• **REQUIREMENTS**:
Wherever the string "resources" occurs in a line of these records, report that line.

• **RECORDS SHOWN**:
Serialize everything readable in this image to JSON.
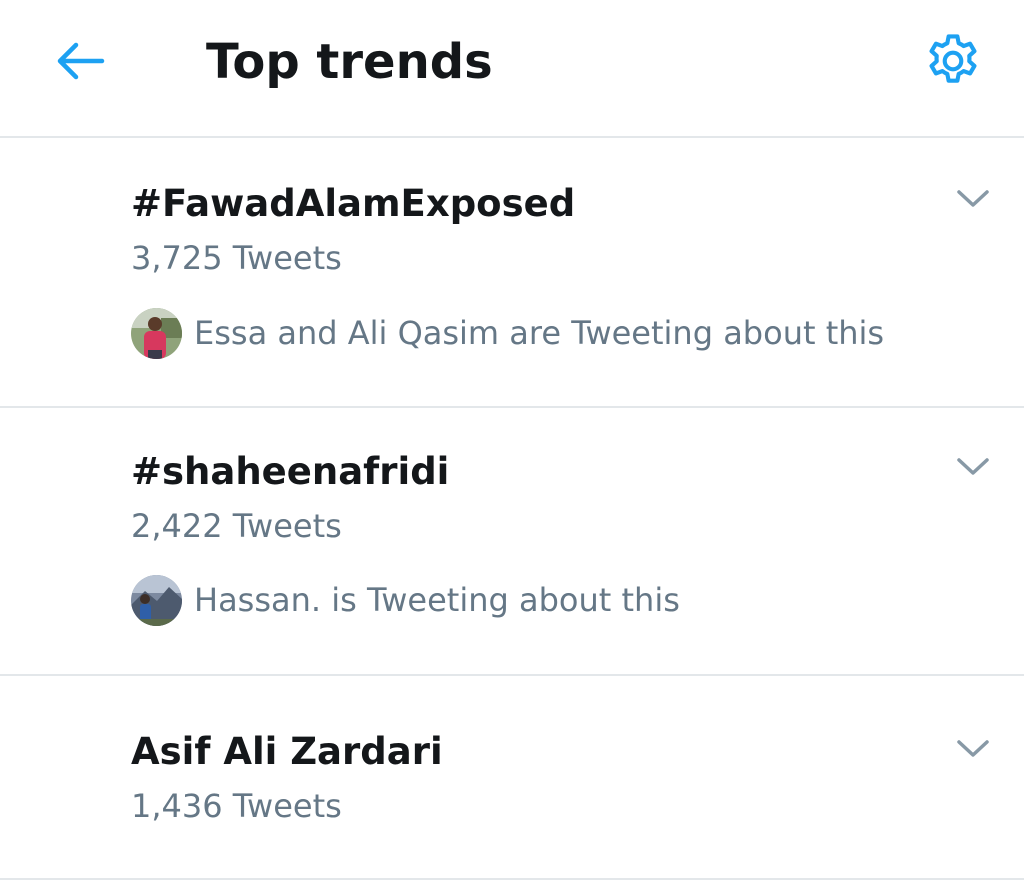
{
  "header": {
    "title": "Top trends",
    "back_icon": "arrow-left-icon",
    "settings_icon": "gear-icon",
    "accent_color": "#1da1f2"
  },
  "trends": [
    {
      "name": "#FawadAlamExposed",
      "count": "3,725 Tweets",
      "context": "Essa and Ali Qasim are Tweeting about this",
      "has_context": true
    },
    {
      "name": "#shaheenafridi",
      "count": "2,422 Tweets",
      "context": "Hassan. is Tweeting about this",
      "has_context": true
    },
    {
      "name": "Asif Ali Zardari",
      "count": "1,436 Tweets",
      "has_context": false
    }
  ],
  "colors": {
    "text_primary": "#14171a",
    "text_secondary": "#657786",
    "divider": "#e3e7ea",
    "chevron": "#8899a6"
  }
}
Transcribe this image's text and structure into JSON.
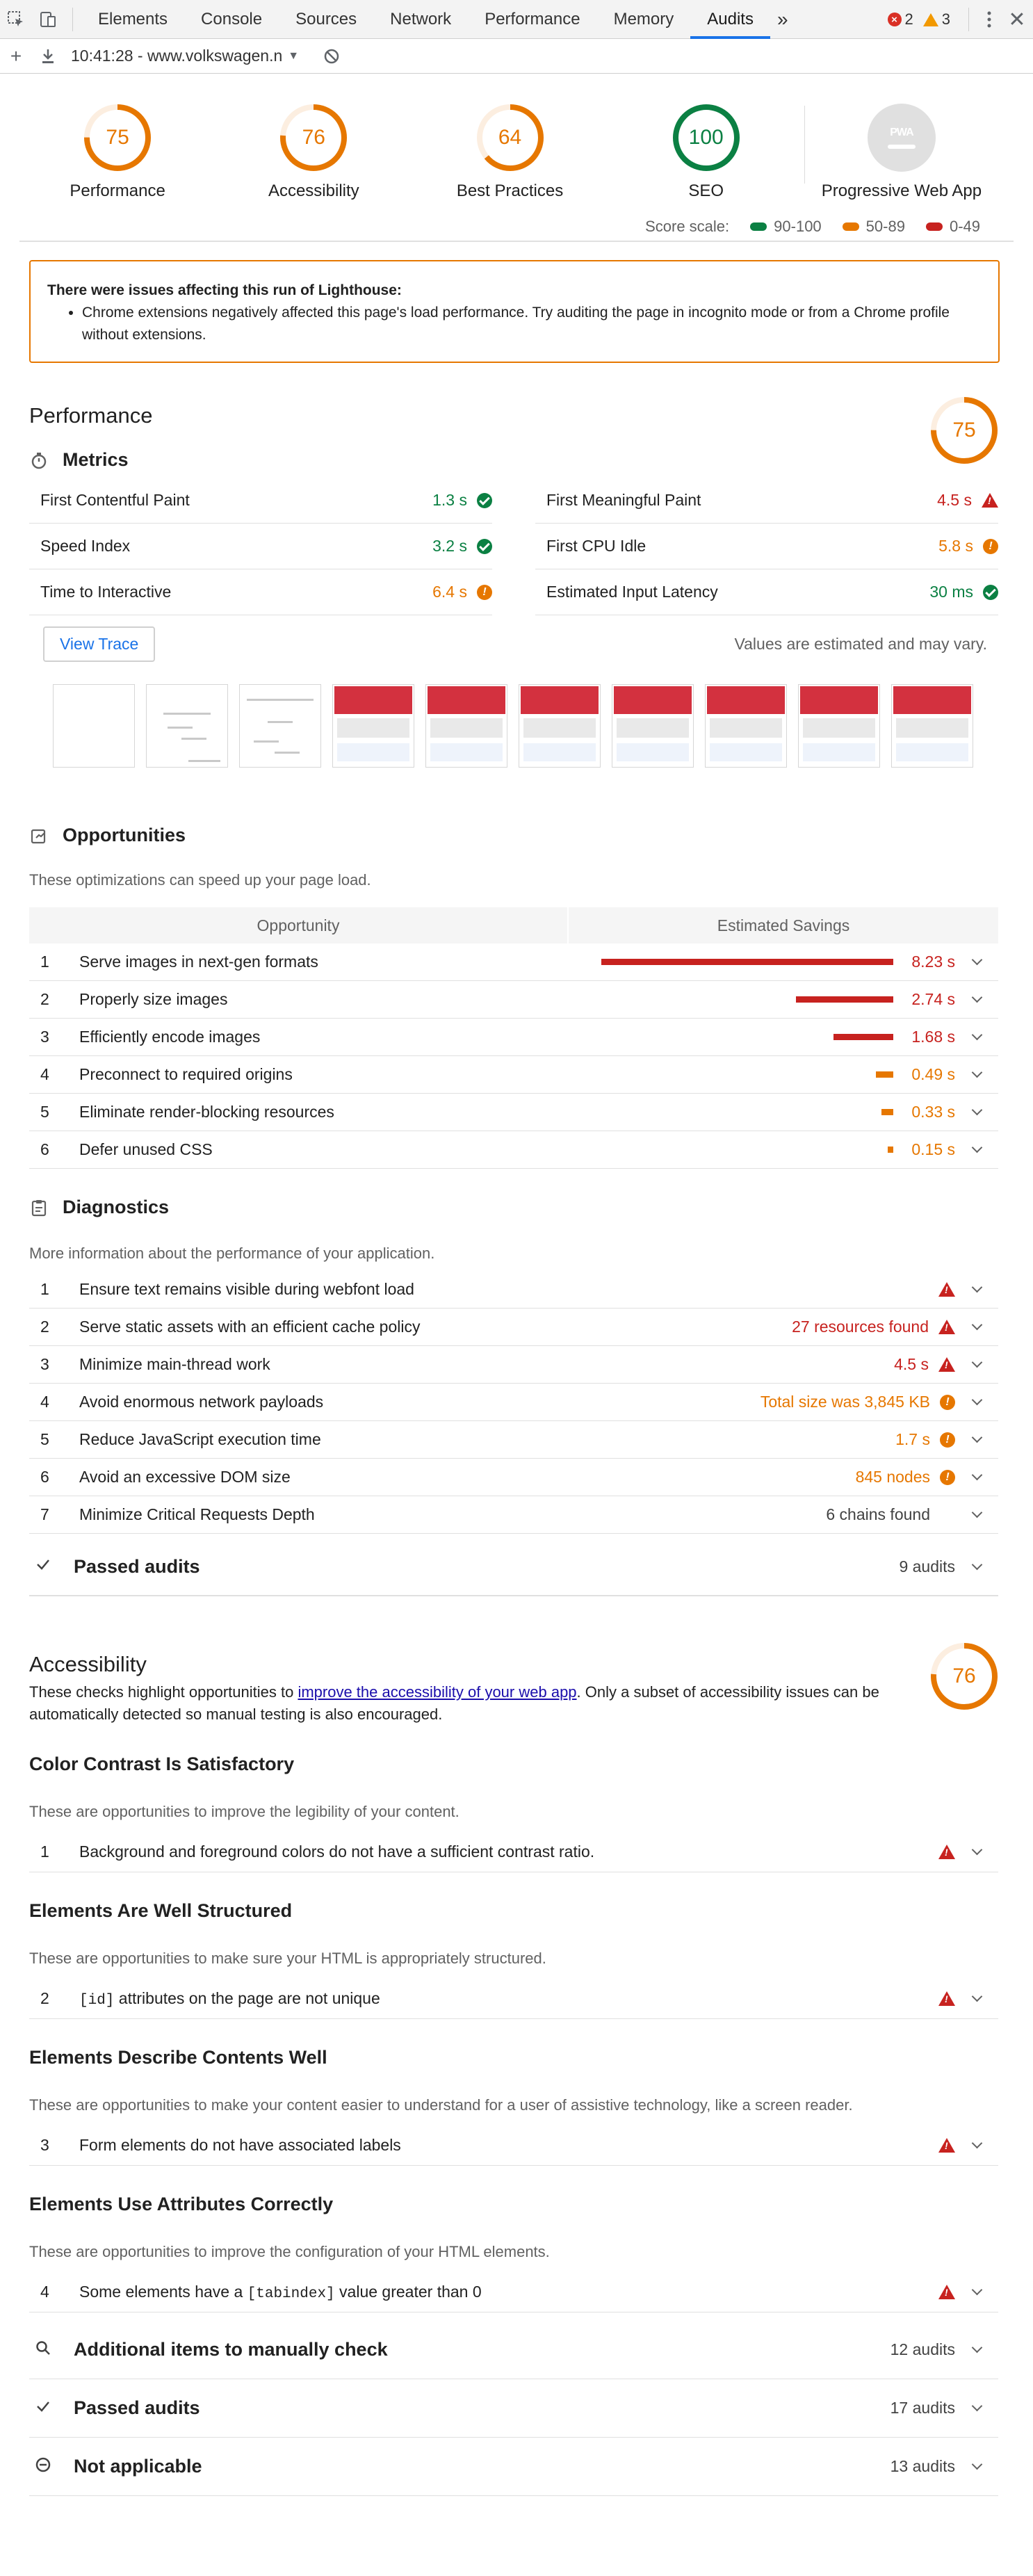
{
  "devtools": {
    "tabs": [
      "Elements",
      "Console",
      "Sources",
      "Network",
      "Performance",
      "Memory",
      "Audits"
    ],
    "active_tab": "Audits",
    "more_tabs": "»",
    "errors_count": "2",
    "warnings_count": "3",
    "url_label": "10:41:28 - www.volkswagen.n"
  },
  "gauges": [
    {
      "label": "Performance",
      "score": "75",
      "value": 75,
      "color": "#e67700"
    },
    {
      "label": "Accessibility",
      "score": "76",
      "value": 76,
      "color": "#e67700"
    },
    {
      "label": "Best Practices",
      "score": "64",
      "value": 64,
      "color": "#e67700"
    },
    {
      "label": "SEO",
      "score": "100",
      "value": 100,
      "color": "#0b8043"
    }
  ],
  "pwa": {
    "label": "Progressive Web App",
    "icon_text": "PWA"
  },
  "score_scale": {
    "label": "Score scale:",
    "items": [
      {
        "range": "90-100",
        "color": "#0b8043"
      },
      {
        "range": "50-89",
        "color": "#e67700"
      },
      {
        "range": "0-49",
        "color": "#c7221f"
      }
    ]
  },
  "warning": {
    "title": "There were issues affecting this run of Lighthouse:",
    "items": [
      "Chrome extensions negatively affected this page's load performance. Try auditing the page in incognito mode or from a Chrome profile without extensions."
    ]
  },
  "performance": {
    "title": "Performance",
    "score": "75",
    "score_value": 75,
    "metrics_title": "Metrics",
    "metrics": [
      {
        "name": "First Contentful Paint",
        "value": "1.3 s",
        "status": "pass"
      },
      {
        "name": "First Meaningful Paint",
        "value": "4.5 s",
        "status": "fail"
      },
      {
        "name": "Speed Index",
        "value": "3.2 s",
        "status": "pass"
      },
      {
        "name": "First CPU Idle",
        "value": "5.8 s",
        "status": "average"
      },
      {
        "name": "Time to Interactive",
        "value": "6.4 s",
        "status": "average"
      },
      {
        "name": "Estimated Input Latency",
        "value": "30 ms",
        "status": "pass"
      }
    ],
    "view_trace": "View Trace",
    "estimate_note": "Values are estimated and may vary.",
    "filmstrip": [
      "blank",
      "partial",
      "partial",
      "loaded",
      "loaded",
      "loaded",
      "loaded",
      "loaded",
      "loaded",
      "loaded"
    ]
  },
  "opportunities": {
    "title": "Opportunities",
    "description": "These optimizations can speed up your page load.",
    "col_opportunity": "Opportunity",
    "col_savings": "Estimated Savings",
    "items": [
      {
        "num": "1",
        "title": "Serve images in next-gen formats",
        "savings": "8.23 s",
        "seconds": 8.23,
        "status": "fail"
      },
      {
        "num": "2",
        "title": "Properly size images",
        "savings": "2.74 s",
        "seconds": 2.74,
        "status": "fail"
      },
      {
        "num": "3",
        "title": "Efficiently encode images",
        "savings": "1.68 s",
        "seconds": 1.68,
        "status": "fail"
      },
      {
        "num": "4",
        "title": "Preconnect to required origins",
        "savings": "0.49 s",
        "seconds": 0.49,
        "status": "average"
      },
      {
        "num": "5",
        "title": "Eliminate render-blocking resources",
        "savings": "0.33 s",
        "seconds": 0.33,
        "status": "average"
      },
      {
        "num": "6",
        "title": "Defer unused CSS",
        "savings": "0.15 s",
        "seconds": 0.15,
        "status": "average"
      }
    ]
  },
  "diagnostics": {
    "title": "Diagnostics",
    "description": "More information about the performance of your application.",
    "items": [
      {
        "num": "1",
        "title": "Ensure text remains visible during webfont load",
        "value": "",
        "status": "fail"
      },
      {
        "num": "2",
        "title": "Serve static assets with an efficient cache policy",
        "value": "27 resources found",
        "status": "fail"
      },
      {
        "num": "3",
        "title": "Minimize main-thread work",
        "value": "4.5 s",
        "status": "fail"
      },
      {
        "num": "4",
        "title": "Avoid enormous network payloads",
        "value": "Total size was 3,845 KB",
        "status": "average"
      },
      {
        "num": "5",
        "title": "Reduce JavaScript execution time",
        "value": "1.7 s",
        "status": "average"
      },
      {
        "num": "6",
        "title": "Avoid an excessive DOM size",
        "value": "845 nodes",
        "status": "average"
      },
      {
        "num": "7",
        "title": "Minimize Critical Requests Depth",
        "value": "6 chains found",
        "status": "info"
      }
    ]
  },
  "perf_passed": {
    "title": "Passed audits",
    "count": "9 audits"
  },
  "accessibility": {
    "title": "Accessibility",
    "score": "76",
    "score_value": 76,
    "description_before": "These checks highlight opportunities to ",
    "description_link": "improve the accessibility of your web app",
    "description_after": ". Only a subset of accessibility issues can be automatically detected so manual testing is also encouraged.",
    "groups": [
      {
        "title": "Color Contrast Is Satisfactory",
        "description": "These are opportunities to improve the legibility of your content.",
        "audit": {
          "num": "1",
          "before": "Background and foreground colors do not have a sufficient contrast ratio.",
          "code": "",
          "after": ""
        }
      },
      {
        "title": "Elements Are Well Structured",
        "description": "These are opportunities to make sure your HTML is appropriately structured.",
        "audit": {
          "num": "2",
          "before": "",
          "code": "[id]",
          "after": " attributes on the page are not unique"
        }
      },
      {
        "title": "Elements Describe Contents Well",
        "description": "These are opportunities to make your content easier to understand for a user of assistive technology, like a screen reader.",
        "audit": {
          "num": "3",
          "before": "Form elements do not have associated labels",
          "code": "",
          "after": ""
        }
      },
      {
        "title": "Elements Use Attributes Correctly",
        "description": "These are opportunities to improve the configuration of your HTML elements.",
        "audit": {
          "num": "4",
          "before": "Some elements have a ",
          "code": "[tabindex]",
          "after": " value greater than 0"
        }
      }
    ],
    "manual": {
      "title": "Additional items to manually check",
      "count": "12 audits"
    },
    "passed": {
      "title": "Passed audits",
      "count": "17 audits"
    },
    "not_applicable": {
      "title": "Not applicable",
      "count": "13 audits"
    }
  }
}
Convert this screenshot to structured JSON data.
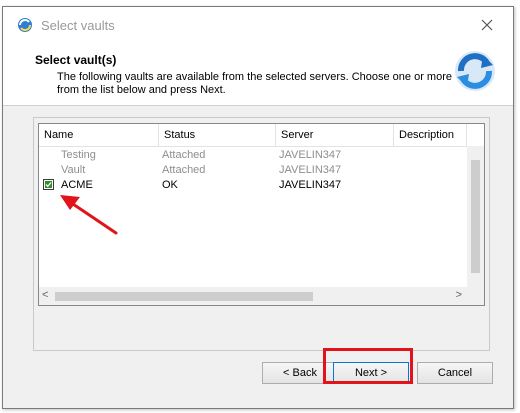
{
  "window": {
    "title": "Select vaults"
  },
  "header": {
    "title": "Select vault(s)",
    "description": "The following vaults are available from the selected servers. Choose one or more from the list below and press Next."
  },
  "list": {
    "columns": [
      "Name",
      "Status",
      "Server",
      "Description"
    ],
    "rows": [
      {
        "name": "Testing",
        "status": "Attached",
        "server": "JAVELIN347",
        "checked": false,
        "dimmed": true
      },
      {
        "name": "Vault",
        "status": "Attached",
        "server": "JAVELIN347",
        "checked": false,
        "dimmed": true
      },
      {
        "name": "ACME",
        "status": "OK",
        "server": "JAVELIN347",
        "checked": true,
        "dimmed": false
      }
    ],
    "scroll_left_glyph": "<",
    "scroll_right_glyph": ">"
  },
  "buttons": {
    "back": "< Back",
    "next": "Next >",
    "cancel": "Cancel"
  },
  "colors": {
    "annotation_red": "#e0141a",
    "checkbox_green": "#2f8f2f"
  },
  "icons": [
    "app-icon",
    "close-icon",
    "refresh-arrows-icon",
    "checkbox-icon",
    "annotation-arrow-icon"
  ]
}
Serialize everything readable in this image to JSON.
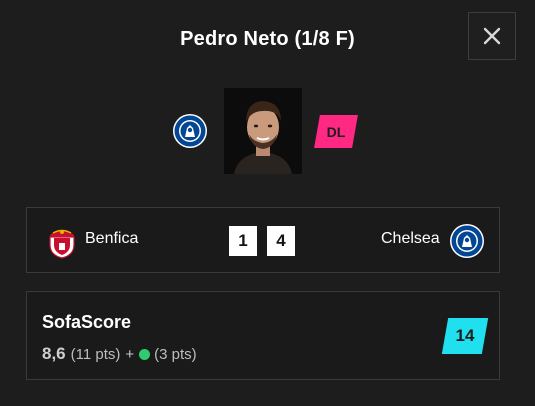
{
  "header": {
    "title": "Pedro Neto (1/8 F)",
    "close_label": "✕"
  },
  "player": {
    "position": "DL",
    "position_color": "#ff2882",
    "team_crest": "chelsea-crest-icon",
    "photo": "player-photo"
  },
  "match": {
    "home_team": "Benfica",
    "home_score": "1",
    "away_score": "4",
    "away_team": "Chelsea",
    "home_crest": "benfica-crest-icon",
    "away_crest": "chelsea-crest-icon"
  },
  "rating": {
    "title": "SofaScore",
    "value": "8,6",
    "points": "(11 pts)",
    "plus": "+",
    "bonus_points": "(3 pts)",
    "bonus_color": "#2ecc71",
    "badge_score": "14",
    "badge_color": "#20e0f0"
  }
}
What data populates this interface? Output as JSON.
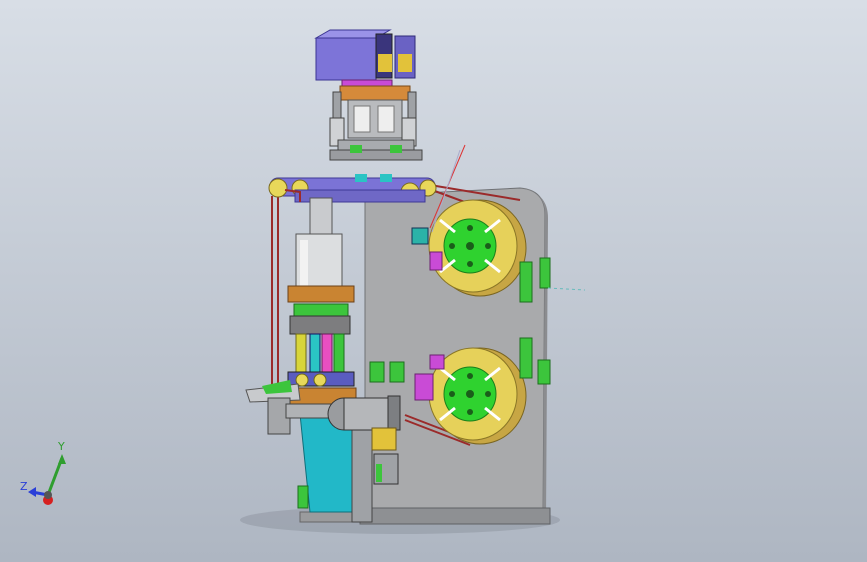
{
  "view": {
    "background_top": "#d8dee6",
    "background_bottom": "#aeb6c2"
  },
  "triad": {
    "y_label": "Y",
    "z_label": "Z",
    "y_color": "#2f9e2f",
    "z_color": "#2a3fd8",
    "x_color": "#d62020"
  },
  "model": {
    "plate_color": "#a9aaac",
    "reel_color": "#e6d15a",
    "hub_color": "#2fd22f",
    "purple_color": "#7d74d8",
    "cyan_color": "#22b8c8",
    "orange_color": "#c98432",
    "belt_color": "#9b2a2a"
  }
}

• **TASK RESPONSE**:
        "title": "Eliminate render-blocking resources",
        "value": "27 resources found",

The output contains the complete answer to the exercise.